::: RECORDS PROVIDED :::
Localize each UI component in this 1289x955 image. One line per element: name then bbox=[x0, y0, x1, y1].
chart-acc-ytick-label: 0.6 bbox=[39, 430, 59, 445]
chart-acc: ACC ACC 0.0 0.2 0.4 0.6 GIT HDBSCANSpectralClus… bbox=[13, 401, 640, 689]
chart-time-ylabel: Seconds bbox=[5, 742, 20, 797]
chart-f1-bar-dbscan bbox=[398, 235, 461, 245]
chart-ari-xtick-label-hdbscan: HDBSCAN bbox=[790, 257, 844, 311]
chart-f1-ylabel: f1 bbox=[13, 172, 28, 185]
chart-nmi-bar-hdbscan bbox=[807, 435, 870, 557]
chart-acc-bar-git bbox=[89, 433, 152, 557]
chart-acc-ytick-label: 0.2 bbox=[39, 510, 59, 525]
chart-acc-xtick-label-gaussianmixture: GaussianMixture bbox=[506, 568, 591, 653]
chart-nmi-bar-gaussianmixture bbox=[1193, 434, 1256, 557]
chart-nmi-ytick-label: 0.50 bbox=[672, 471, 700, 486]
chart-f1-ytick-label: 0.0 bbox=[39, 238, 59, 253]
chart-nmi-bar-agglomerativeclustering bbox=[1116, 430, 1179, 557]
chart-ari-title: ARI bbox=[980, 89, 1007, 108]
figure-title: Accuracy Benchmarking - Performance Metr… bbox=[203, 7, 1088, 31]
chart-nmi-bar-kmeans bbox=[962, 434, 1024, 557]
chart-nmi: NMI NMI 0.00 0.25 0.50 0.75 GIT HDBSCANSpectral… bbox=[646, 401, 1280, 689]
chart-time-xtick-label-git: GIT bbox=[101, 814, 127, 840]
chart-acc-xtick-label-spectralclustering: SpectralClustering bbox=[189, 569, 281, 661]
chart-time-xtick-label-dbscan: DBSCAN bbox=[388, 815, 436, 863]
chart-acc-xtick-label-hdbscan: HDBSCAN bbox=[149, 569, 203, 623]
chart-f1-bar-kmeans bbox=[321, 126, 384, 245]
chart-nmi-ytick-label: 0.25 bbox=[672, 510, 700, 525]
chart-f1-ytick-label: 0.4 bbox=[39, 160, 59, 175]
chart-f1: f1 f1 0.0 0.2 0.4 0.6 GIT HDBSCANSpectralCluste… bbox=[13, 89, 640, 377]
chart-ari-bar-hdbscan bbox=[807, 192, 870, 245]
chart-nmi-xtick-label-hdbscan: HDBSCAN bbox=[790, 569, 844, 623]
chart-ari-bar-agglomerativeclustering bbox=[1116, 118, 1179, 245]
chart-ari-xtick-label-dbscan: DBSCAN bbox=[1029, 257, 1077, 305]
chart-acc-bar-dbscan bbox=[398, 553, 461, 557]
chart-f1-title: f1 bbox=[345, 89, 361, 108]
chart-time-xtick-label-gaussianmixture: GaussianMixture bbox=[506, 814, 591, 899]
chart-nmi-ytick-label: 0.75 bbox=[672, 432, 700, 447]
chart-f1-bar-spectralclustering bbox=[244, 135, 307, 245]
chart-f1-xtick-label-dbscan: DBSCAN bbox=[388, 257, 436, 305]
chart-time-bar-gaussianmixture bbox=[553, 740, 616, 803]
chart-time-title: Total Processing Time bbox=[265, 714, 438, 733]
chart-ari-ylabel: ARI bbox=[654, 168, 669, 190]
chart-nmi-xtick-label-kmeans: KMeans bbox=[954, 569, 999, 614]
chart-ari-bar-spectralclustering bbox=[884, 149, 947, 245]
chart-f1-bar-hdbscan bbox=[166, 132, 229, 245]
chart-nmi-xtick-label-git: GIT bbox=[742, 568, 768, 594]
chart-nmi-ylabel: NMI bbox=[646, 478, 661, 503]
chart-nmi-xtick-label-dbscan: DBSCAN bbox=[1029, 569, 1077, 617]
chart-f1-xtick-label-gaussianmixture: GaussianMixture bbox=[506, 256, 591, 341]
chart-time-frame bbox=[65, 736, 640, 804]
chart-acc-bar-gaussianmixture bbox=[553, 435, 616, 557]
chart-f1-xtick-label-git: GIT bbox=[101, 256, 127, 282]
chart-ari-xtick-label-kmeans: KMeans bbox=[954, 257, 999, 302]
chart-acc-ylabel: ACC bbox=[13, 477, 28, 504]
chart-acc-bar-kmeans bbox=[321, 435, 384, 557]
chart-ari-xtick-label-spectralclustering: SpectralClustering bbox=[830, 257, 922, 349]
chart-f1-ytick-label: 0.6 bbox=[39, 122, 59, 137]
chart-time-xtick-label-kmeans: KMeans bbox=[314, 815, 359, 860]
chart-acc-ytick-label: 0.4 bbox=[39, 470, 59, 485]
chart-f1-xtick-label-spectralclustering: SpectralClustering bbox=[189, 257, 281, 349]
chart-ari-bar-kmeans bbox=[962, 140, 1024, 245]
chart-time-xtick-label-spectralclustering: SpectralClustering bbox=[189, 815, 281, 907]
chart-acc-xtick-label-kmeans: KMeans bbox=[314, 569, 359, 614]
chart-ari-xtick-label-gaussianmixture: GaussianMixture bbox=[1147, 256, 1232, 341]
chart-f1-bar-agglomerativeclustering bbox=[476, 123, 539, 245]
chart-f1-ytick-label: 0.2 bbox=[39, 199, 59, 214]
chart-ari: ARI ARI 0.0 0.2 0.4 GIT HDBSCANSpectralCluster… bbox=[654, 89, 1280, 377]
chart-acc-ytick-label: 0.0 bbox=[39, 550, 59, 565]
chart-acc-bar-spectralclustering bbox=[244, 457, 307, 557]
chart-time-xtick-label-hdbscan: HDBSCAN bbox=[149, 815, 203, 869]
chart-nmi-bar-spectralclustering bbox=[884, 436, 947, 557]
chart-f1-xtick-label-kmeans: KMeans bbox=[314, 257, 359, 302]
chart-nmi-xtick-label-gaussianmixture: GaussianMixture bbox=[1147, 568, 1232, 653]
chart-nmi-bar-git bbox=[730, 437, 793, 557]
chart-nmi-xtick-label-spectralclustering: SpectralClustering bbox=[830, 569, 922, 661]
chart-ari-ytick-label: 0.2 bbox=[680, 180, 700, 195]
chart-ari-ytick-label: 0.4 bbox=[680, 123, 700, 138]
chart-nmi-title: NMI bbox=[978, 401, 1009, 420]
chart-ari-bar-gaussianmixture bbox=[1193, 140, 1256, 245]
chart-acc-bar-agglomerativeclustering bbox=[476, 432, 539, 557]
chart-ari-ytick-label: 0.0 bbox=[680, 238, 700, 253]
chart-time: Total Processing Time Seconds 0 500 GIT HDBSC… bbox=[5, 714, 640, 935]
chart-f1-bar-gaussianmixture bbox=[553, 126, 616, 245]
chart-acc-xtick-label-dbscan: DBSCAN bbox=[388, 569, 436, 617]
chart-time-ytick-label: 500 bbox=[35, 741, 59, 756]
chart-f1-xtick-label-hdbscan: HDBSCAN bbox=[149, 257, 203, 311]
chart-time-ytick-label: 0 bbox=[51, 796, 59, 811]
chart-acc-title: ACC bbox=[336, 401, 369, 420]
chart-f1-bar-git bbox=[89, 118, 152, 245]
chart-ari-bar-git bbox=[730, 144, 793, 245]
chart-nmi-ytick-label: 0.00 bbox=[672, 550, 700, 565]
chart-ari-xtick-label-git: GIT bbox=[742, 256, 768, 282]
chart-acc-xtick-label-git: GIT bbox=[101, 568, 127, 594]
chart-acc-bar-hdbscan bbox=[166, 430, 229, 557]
:::
::: RECORDS PROVIDED :::
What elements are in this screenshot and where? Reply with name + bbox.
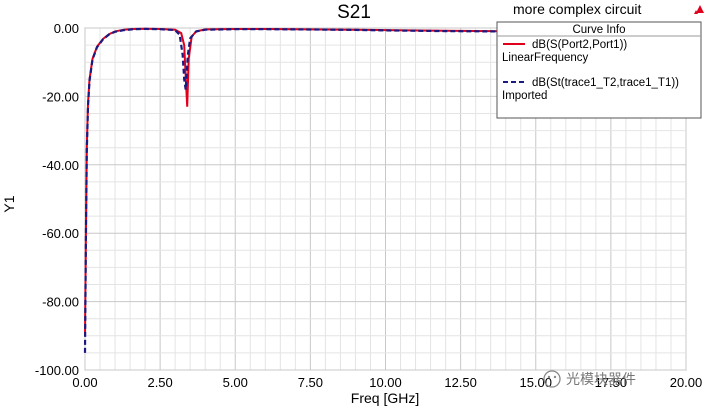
:::
» **WHAT THE TASK REQUIRES**:
Lay out the data in the stretch from the line containing "Localize each UI" through the line containing "chart-f1-bar-dbscan bbox=[398, 235, 461, 245]" as a two-column CSV headed text and answer. Give one row for each answer and the text it responds to, with each value in a single quoted field and line breaks turned into spaces.

» **COMPLETE OUTPUT**:
text,answer
"Localize each UI component in this 1289x955 image. One line per element: name then bbox=[x0, y0, x1, y1].","chart-acc-ytick-label: 0.6 bbox=[39, 430, 59, 445] chart-acc: ACC ACC 0.0 0.2 0.4 0.6 GIT HDBSCANSpectralClus… bbox=[13, 401, 640, 689] chart-time-ylabel: Seconds bbox=[5, 742, 20, 797] chart-f1-bar-dbscan bbox=[398, 235, 461, 245]"